Copy out the records precisely, omitting pictures.

Dataset rows about figures

_____

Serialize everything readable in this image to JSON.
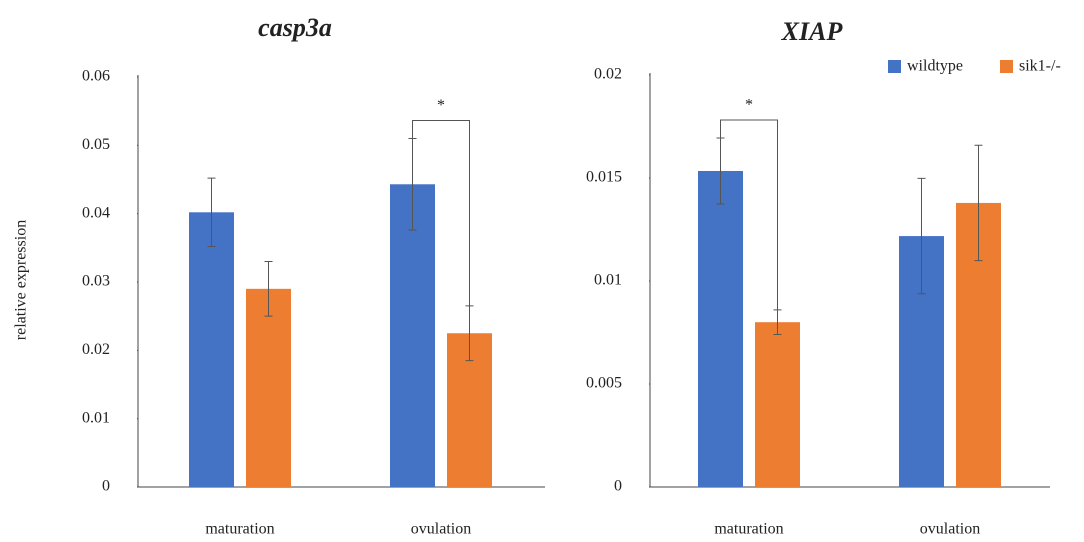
{
  "chart_data": [
    {
      "type": "bar",
      "title": "casp3a",
      "y_label": "relative expression",
      "categories": [
        "maturation",
        "ovulation"
      ],
      "series": [
        {
          "color": "#4472c4",
          "values": [
            0.0402,
            0.0443
          ],
          "errors": [
            0.005,
            0.0067
          ]
        },
        {
          "color": "#ed7d31",
          "values": [
            0.029,
            0.0225
          ],
          "errors": [
            0.004,
            0.004
          ]
        }
      ],
      "ylim": [
        0,
        0.06
      ],
      "yticks": [
        0,
        0.01,
        0.02,
        0.03,
        0.04,
        0.05,
        0.06
      ],
      "annotations": [
        {
          "text": "*",
          "category": 1
        }
      ]
    },
    {
      "type": "bar",
      "title": "XIAP",
      "categories": [
        "maturation",
        "ovulation"
      ],
      "series": [
        {
          "name": "wildtype",
          "color": "#4472c4",
          "values": [
            0.01534,
            0.01218
          ],
          "errors": [
            0.0016,
            0.0028
          ]
        },
        {
          "name": "sik1-/-",
          "color": "#ed7d31",
          "values": [
            0.008,
            0.01379
          ],
          "errors": [
            0.0006,
            0.0028
          ]
        }
      ],
      "ylim": [
        0,
        0.02
      ],
      "yticks": [
        0,
        0.005,
        0.01,
        0.015,
        0.02
      ],
      "legend": "upper right",
      "annotations": [
        {
          "text": "*",
          "category": 0
        }
      ]
    }
  ]
}
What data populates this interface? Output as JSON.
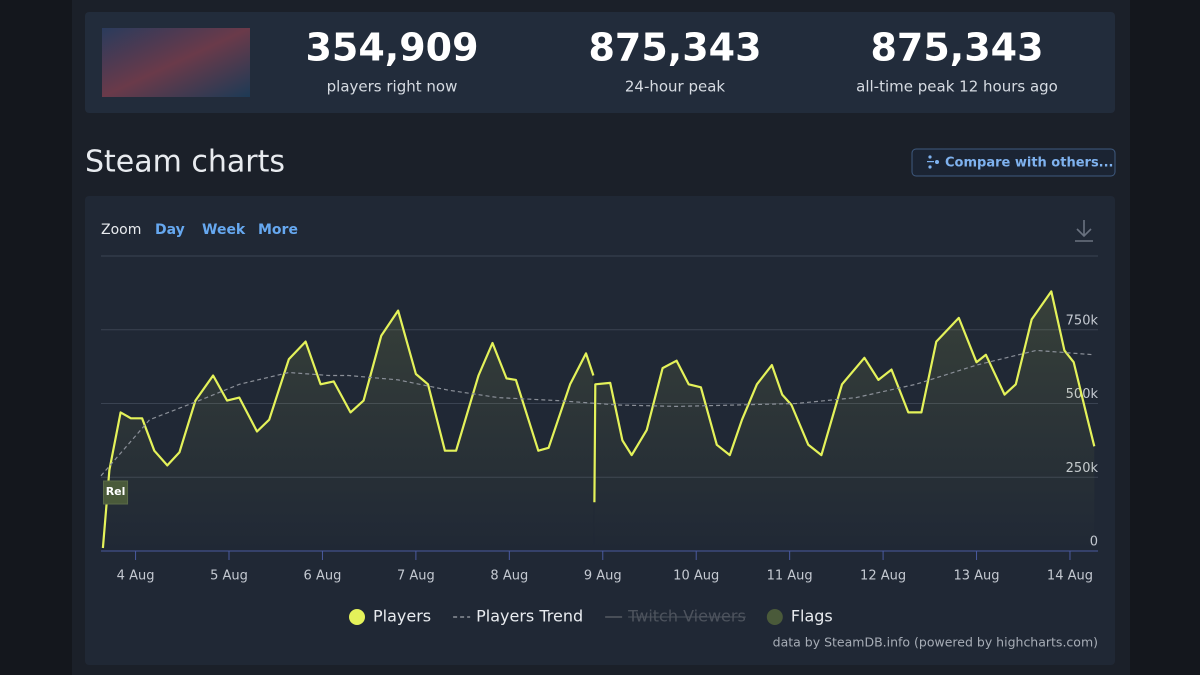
{
  "stats": [
    {
      "value": "354,909",
      "label": "players right now"
    },
    {
      "value": "875,343",
      "label": "24-hour peak"
    },
    {
      "value": "875,343",
      "label": "all-time peak 12 hours ago"
    }
  ],
  "section_title": "Steam charts",
  "compare_button": "Compare with others...",
  "zoom": {
    "label": "Zoom",
    "options": [
      "Day",
      "Week",
      "More"
    ]
  },
  "chart_data": {
    "type": "line",
    "xlim": [
      3.63,
      14.3
    ],
    "xticks": [
      {
        "value": 4,
        "label": "4 Aug"
      },
      {
        "value": 5,
        "label": "5 Aug"
      },
      {
        "value": 6,
        "label": "6 Aug"
      },
      {
        "value": 7,
        "label": "7 Aug"
      },
      {
        "value": 8,
        "label": "8 Aug"
      },
      {
        "value": 9,
        "label": "9 Aug"
      },
      {
        "value": 10,
        "label": "10 Aug"
      },
      {
        "value": 11,
        "label": "11 Aug"
      },
      {
        "value": 12,
        "label": "12 Aug"
      },
      {
        "value": 13,
        "label": "13 Aug"
      },
      {
        "value": 14,
        "label": "14 Aug"
      }
    ],
    "ylim": [
      0,
      1000000
    ],
    "yticks": [
      {
        "value": 0,
        "label": "0"
      },
      {
        "value": 250000,
        "label": "250k"
      },
      {
        "value": 500000,
        "label": "500k"
      },
      {
        "value": 750000,
        "label": "750k"
      }
    ],
    "grid": true,
    "series": [
      {
        "name": "Players",
        "color": "#e4f25a",
        "x": [
          3.65,
          3.72,
          3.84,
          3.95,
          4.07,
          4.2,
          4.34,
          4.47,
          4.64,
          4.83,
          4.98,
          5.11,
          5.3,
          5.43,
          5.64,
          5.82,
          5.98,
          6.12,
          6.3,
          6.44,
          6.63,
          6.81,
          7.0,
          7.13,
          7.31,
          7.43,
          7.67,
          7.82,
          7.97,
          8.07,
          8.31,
          8.42,
          8.65,
          8.82,
          8.9,
          8.905,
          8.91,
          8.92,
          9.08,
          9.21,
          9.31,
          9.47,
          9.64,
          9.79,
          9.92,
          10.05,
          10.22,
          10.36,
          10.49,
          10.65,
          10.81,
          10.92,
          11.02,
          11.2,
          11.34,
          11.56,
          11.8,
          11.95,
          12.09,
          12.27,
          12.41,
          12.57,
          12.81,
          13.0,
          13.1,
          13.3,
          13.42,
          13.59,
          13.8,
          13.94,
          14.04,
          14.19,
          14.26
        ],
        "values": [
          10000,
          275000,
          470000,
          450000,
          450000,
          340000,
          290000,
          335000,
          510000,
          595000,
          510000,
          520000,
          405000,
          445000,
          650000,
          710000,
          565000,
          575000,
          470000,
          510000,
          730000,
          815000,
          600000,
          565000,
          340000,
          340000,
          595000,
          705000,
          585000,
          580000,
          340000,
          350000,
          565000,
          670000,
          595000,
          null,
          165000,
          565000,
          570000,
          375000,
          325000,
          410000,
          620000,
          645000,
          565000,
          555000,
          360000,
          325000,
          445000,
          565000,
          630000,
          530000,
          495000,
          360000,
          325000,
          565000,
          655000,
          580000,
          615000,
          470000,
          470000,
          710000,
          790000,
          640000,
          665000,
          530000,
          565000,
          785000,
          880000,
          680000,
          640000,
          445000,
          355000
        ]
      },
      {
        "name": "Players Trend",
        "color": "#8a8f98",
        "x": [
          3.63,
          4.15,
          4.68,
          5.11,
          5.64,
          6.07,
          6.28,
          6.81,
          7.35,
          7.88,
          8.52,
          9.16,
          9.79,
          10.43,
          11.07,
          11.71,
          12.35,
          13.0,
          13.64,
          14.26
        ],
        "values": [
          255000,
          445000,
          510000,
          565000,
          605000,
          595000,
          595000,
          580000,
          545000,
          520000,
          510000,
          495000,
          490000,
          495000,
          500000,
          520000,
          565000,
          630000,
          680000,
          665000
        ]
      },
      {
        "name": "Twitch Viewers",
        "color": "#555a63",
        "hidden": true,
        "x": [],
        "values": []
      }
    ],
    "flags": {
      "name": "Flags",
      "color": "#4a5a3a",
      "items": [
        {
          "x": 3.7,
          "label": "Rel"
        }
      ]
    },
    "credit": "data by SteamDB.info (powered by highcharts.com)"
  }
}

_____

TASK RESULT -
Serialize everything readable in this image to JSON.
{
  "chart_data": [
    {
      "type": "bar",
      "title": "casp3a",
      "y_label": "relative expression",
      "categories": [
        "maturation",
        "ovulation"
      ],
      "series": [
        {
          "color": "#4472c4",
          "values": [
            0.0402,
            0.0443
          ],
          "errors": [
            0.005,
            0.0067
          ]
        },
        {
          "color": "#ed7d31",
          "values": [
            0.029,
            0.0225
          ],
          "errors": [
            0.004,
            0.004
          ]
        }
      ],
      "ylim": [
        0,
        0.06
      ],
      "yticks": [
        0,
        0.01,
        0.02,
        0.03,
        0.04,
        0.05,
        0.06
      ],
      "annotations": [
        {
          "text": "*",
          "category": 1
        }
      ]
    },
    {
      "type": "bar",
      "title": "XIAP",
      "categories": [
        "maturation",
        "ovulation"
      ],
      "series": [
        {
          "name": "wildtype",
          "color": "#4472c4",
          "values": [
            0.01534,
            0.01218
          ],
          "errors": [
            0.0016,
            0.0028
          ]
        },
        {
          "name": "sik1-/-",
          "color": "#ed7d31",
          "values": [
            0.008,
            0.01379
          ],
          "errors": [
            0.0006,
            0.0028
          ]
        }
      ],
      "ylim": [
        0,
        0.02
      ],
      "yticks": [
        0,
        0.005,
        0.01,
        0.015,
        0.02
      ],
      "legend": "upper right",
      "annotations": [
        {
          "text": "*",
          "category": 0
        }
      ]
    }
  ]
}
What data populates this interface? Output as JSON.
{
  "stats": [
    {
      "value": "354,909",
      "label": "players right now"
    },
    {
      "value": "875,343",
      "label": "24-hour peak"
    },
    {
      "value": "875,343",
      "label": "all-time peak 12 hours ago"
    }
  ],
  "section_title": "Steam charts",
  "compare_button": "Compare with others...",
  "zoom": {
    "label": "Zoom",
    "options": [
      "Day",
      "Week",
      "More"
    ]
  },
  "chart_data": {
    "type": "line",
    "xlim": [
      3.63,
      14.3
    ],
    "xticks": [
      {
        "value": 4,
        "label": "4 Aug"
      },
      {
        "value": 5,
        "label": "5 Aug"
      },
      {
        "value": 6,
        "label": "6 Aug"
      },
      {
        "value": 7,
        "label": "7 Aug"
      },
      {
        "value": 8,
        "label": "8 Aug"
      },
      {
        "value": 9,
        "label": "9 Aug"
      },
      {
        "value": 10,
        "label": "10 Aug"
      },
      {
        "value": 11,
        "label": "11 Aug"
      },
      {
        "value": 12,
        "label": "12 Aug"
      },
      {
        "value": 13,
        "label": "13 Aug"
      },
      {
        "value": 14,
        "label": "14 Aug"
      }
    ],
    "ylim": [
      0,
      1000000
    ],
    "yticks": [
      {
        "value": 0,
        "label": "0"
      },
      {
        "value": 250000,
        "label": "250k"
      },
      {
        "value": 500000,
        "label": "500k"
      },
      {
        "value": 750000,
        "label": "750k"
      }
    ],
    "grid": true,
    "series": [
      {
        "name": "Players",
        "color": "#e4f25a",
        "x": [
          3.65,
          3.72,
          3.84,
          3.95,
          4.07,
          4.2,
          4.34,
          4.47,
          4.64,
          4.83,
          4.98,
          5.11,
          5.3,
          5.43,
          5.64,
          5.82,
          5.98,
          6.12,
          6.3,
          6.44,
          6.63,
          6.81,
          7.0,
          7.13,
          7.31,
          7.43,
          7.67,
          7.82,
          7.97,
          8.07,
          8.31,
          8.42,
          8.65,
          8.82,
          8.9,
          8.905,
          8.91,
          8.92,
          9.08,
          9.21,
          9.31,
          9.47,
          9.64,
          9.79,
          9.92,
          10.05,
          10.22,
          10.36,
          10.49,
          10.65,
          10.81,
          10.92,
          11.02,
          11.2,
          11.34,
          11.56,
          11.8,
          11.95,
          12.09,
          12.27,
          12.41,
          12.57,
          12.81,
          13.0,
          13.1,
          13.3,
          13.42,
          13.59,
          13.8,
          13.94,
          14.04,
          14.19,
          14.26
        ],
        "values": [
          10000,
          275000,
          470000,
          450000,
          450000,
          340000,
          290000,
          335000,
          510000,
          595000,
          510000,
          520000,
          405000,
          445000,
          650000,
          710000,
          565000,
          575000,
          470000,
          510000,
          730000,
          815000,
          600000,
          565000,
          340000,
          340000,
          595000,
          705000,
          585000,
          580000,
          340000,
          350000,
          565000,
          670000,
          595000,
          null,
          165000,
          565000,
          570000,
          375000,
          325000,
          410000,
          620000,
          645000,
          565000,
          555000,
          360000,
          325000,
          445000,
          565000,
          630000,
          530000,
          495000,
          360000,
          325000,
          565000,
          655000,
          580000,
          615000,
          470000,
          470000,
          710000,
          790000,
          640000,
          665000,
          530000,
          565000,
          785000,
          880000,
          680000,
          640000,
          445000,
          355000
        ]
      },
      {
        "name": "Players Trend",
        "color": "#8a8f98",
        "x": [
          3.63,
          4.15,
          4.68,
          5.11,
          5.64,
          6.07,
          6.28,
          6.81,
          7.35,
          7.88,
          8.52,
          9.16,
          9.79,
          10.43,
          11.07,
          11.71,
          12.35,
          13.0,
          13.64,
          14.26
        ],
        "values": [
          255000,
          445000,
          510000,
          565000,
          605000,
          595000,
          595000,
          580000,
          545000,
          520000,
          510000,
          495000,
          490000,
          495000,
          500000,
          520000,
          565000,
          630000,
          680000,
          665000
        ]
      },
      {
        "name": "Twitch Viewers",
        "color": "#555a63",
        "hidden": true,
        "x": [],
        "values": []
      }
    ],
    "flags": {
      "name": "Flags",
      "color": "#4a5a3a",
      "items": [
        {
          "x": 3.7,
          "label": "Rel"
        }
      ]
    },
    "credit": "data by SteamDB.info (powered by highcharts.com)"
  }
}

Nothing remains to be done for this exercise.